Reproduce all of the listing below without alteration.
START
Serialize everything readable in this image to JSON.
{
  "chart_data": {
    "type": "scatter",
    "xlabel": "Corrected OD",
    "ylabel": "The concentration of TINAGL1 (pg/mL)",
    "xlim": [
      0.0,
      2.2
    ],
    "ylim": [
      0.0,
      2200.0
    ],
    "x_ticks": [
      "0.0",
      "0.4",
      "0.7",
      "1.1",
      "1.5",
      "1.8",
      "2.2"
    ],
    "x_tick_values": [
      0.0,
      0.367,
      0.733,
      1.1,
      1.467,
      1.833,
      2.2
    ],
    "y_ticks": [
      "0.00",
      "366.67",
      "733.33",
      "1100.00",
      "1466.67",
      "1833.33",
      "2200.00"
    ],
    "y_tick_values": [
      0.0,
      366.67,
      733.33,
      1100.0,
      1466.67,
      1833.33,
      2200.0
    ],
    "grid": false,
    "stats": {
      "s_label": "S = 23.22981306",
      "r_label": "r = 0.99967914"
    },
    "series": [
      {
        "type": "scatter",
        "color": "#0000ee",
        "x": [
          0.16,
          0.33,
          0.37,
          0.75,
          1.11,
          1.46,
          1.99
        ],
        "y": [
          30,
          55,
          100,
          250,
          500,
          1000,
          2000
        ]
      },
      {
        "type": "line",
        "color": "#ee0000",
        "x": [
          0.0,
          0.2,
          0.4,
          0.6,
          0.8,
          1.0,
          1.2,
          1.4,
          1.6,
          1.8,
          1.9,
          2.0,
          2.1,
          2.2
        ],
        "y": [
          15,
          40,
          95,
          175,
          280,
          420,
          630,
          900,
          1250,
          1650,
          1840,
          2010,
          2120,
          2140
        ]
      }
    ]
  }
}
END
• Result:
Serialize everything readable in this image to JSON.
{
  "chart_data": {
    "type": "scatter",
    "xlabel": "Corrected OD",
    "ylabel": "The concentration of TINAGL1 (pg/mL)",
    "xlim": [
      0.0,
      2.2
    ],
    "ylim": [
      0.0,
      2200.0
    ],
    "x_ticks": [
      "0.0",
      "0.4",
      "0.7",
      "1.1",
      "1.5",
      "1.8",
      "2.2"
    ],
    "x_tick_values": [
      0.0,
      0.367,
      0.733,
      1.1,
      1.467,
      1.833,
      2.2
    ],
    "y_ticks": [
      "0.00",
      "366.67",
      "733.33",
      "1100.00",
      "1466.67",
      "1833.33",
      "2200.00"
    ],
    "y_tick_values": [
      0.0,
      366.67,
      733.33,
      1100.0,
      1466.67,
      1833.33,
      2200.0
    ],
    "grid": false,
    "stats": {
      "s_label": "S = 23.22981306",
      "r_label": "r = 0.99967914"
    },
    "series": [
      {
        "type": "scatter",
        "color": "#0000ee",
        "x": [
          0.16,
          0.33,
          0.37,
          0.75,
          1.11,
          1.46,
          1.99
        ],
        "y": [
          30,
          55,
          100,
          250,
          500,
          1000,
          2000
        ]
      },
      {
        "type": "line",
        "color": "#ee0000",
        "x": [
          0.0,
          0.2,
          0.4,
          0.6,
          0.8,
          1.0,
          1.2,
          1.4,
          1.6,
          1.8,
          1.9,
          2.0,
          2.1,
          2.2
        ],
        "y": [
          15,
          40,
          95,
          175,
          280,
          420,
          630,
          900,
          1250,
          1650,
          1840,
          2010,
          2120,
          2140
        ]
      }
    ]
  }
}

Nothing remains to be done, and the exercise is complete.